#### The exercise:
Reproduce the listing below verbatim.

#### The records:
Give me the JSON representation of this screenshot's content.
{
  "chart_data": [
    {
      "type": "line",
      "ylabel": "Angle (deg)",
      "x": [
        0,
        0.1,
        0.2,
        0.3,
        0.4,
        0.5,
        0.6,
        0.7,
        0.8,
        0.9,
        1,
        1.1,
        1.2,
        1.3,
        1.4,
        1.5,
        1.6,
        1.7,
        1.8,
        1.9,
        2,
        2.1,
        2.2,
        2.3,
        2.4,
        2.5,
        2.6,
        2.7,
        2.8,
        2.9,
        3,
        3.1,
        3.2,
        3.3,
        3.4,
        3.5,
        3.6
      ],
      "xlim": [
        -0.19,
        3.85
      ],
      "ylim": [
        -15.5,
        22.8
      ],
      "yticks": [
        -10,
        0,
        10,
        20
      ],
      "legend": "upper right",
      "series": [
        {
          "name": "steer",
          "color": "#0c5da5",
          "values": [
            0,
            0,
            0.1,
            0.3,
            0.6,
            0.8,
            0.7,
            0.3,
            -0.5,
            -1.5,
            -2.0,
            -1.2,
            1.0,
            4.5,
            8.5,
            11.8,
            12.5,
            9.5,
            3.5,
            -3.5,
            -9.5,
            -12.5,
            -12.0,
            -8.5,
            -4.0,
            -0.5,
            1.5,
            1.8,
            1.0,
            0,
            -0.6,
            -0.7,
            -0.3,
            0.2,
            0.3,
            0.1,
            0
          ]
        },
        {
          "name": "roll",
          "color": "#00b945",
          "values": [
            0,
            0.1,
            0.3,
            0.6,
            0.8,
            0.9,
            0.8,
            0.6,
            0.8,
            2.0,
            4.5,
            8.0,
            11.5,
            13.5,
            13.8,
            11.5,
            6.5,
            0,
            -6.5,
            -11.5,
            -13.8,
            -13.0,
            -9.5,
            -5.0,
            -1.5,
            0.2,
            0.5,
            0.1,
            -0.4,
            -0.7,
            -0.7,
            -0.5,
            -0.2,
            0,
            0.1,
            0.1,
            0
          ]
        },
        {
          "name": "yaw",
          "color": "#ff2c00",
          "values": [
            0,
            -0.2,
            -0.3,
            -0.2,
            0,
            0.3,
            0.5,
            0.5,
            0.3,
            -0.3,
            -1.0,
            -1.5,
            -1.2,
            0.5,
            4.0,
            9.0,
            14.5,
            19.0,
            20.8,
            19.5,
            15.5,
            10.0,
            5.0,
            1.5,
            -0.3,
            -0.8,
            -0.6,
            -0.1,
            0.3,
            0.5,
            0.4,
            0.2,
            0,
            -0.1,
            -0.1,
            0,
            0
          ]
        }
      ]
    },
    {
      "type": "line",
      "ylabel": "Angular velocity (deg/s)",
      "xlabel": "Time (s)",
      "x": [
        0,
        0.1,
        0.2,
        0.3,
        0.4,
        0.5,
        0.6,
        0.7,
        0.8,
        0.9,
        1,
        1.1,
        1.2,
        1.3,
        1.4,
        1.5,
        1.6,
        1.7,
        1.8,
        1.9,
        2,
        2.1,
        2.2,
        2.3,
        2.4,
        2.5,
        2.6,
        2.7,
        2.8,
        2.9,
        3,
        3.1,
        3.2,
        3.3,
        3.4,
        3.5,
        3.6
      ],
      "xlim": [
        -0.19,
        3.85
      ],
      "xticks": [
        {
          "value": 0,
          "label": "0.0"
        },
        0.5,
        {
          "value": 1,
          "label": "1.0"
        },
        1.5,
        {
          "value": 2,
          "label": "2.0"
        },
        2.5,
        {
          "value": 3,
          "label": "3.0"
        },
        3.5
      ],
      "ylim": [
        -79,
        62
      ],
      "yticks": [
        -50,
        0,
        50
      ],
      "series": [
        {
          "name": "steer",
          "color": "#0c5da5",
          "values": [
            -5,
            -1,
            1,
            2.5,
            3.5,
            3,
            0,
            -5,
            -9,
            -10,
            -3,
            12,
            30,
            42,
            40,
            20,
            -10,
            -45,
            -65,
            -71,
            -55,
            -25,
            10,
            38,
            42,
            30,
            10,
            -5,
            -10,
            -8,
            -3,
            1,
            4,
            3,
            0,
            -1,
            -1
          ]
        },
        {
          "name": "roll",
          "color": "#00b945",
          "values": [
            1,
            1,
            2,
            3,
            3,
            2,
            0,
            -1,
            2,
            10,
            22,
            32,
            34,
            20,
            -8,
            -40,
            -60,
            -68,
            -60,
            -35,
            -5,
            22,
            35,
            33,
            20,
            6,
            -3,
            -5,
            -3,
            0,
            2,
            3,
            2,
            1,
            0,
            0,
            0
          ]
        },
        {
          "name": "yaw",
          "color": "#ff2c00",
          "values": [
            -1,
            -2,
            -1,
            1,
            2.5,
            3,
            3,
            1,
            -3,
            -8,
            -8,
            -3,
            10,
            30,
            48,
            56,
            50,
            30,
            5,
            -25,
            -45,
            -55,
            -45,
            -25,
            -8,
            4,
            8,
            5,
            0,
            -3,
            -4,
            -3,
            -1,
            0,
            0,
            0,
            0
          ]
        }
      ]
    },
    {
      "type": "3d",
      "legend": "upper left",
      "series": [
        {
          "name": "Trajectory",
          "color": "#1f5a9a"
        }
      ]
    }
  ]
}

#### Output:
Give me the JSON representation of this screenshot's content.
{
  "chart_data": [
    {
      "type": "line",
      "ylabel": "Angle (deg)",
      "x": [
        0,
        0.1,
        0.2,
        0.3,
        0.4,
        0.5,
        0.6,
        0.7,
        0.8,
        0.9,
        1,
        1.1,
        1.2,
        1.3,
        1.4,
        1.5,
        1.6,
        1.7,
        1.8,
        1.9,
        2,
        2.1,
        2.2,
        2.3,
        2.4,
        2.5,
        2.6,
        2.7,
        2.8,
        2.9,
        3,
        3.1,
        3.2,
        3.3,
        3.4,
        3.5,
        3.6
      ],
      "xlim": [
        -0.19,
        3.85
      ],
      "ylim": [
        -15.5,
        22.8
      ],
      "yticks": [
        -10,
        0,
        10,
        20
      ],
      "legend": "upper right",
      "series": [
        {
          "name": "steer",
          "color": "#0c5da5",
          "values": [
            0,
            0,
            0.1,
            0.3,
            0.6,
            0.8,
            0.7,
            0.3,
            -0.5,
            -1.5,
            -2.0,
            -1.2,
            1.0,
            4.5,
            8.5,
            11.8,
            12.5,
            9.5,
            3.5,
            -3.5,
            -9.5,
            -12.5,
            -12.0,
            -8.5,
            -4.0,
            -0.5,
            1.5,
            1.8,
            1.0,
            0,
            -0.6,
            -0.7,
            -0.3,
            0.2,
            0.3,
            0.1,
            0
          ]
        },
        {
          "name": "roll",
          "color": "#00b945",
          "values": [
            0,
            0.1,
            0.3,
            0.6,
            0.8,
            0.9,
            0.8,
            0.6,
            0.8,
            2.0,
            4.5,
            8.0,
            11.5,
            13.5,
            13.8,
            11.5,
            6.5,
            0,
            -6.5,
            -11.5,
            -13.8,
            -13.0,
            -9.5,
            -5.0,
            -1.5,
            0.2,
            0.5,
            0.1,
            -0.4,
            -0.7,
            -0.7,
            -0.5,
            -0.2,
            0,
            0.1,
            0.1,
            0
          ]
        },
        {
          "name": "yaw",
          "color": "#ff2c00",
          "values": [
            0,
            -0.2,
            -0.3,
            -0.2,
            0,
            0.3,
            0.5,
            0.5,
            0.3,
            -0.3,
            -1.0,
            -1.5,
            -1.2,
            0.5,
            4.0,
            9.0,
            14.5,
            19.0,
            20.8,
            19.5,
            15.5,
            10.0,
            5.0,
            1.5,
            -0.3,
            -0.8,
            -0.6,
            -0.1,
            0.3,
            0.5,
            0.4,
            0.2,
            0,
            -0.1,
            -0.1,
            0,
            0
          ]
        }
      ]
    },
    {
      "type": "line",
      "ylabel": "Angular velocity (deg/s)",
      "xlabel": "Time (s)",
      "x": [
        0,
        0.1,
        0.2,
        0.3,
        0.4,
        0.5,
        0.6,
        0.7,
        0.8,
        0.9,
        1,
        1.1,
        1.2,
        1.3,
        1.4,
        1.5,
        1.6,
        1.7,
        1.8,
        1.9,
        2,
        2.1,
        2.2,
        2.3,
        2.4,
        2.5,
        2.6,
        2.7,
        2.8,
        2.9,
        3,
        3.1,
        3.2,
        3.3,
        3.4,
        3.5,
        3.6
      ],
      "xlim": [
        -0.19,
        3.85
      ],
      "xticks": [
        {
          "value": 0,
          "label": "0.0"
        },
        0.5,
        {
          "value": 1,
          "label": "1.0"
        },
        1.5,
        {
          "value": 2,
          "label": "2.0"
        },
        2.5,
        {
          "value": 3,
          "label": "3.0"
        },
        3.5
      ],
      "ylim": [
        -79,
        62
      ],
      "yticks": [
        -50,
        0,
        50
      ],
      "series": [
        {
          "name": "steer",
          "color": "#0c5da5",
          "values": [
            -5,
            -1,
            1,
            2.5,
            3.5,
            3,
            0,
            -5,
            -9,
            -10,
            -3,
            12,
            30,
            42,
            40,
            20,
            -10,
            -45,
            -65,
            -71,
            -55,
            -25,
            10,
            38,
            42,
            30,
            10,
            -5,
            -10,
            -8,
            -3,
            1,
            4,
            3,
            0,
            -1,
            -1
          ]
        },
        {
          "name": "roll",
          "color": "#00b945",
          "values": [
            1,
            1,
            2,
            3,
            3,
            2,
            0,
            -1,
            2,
            10,
            22,
            32,
            34,
            20,
            -8,
            -40,
            -60,
            -68,
            -60,
            -35,
            -5,
            22,
            35,
            33,
            20,
            6,
            -3,
            -5,
            -3,
            0,
            2,
            3,
            2,
            1,
            0,
            0,
            0
          ]
        },
        {
          "name": "yaw",
          "color": "#ff2c00",
          "values": [
            -1,
            -2,
            -1,
            1,
            2.5,
            3,
            3,
            1,
            -3,
            -8,
            -8,
            -3,
            10,
            30,
            48,
            56,
            50,
            30,
            5,
            -25,
            -45,
            -55,
            -45,
            -25,
            -8,
            4,
            8,
            5,
            0,
            -3,
            -4,
            -3,
            -1,
            0,
            0,
            0,
            0
          ]
        }
      ]
    },
    {
      "type": "3d",
      "legend": "upper left",
      "series": [
        {
          "name": "Trajectory",
          "color": "#1f5a9a"
        }
      ]
    }
  ]
}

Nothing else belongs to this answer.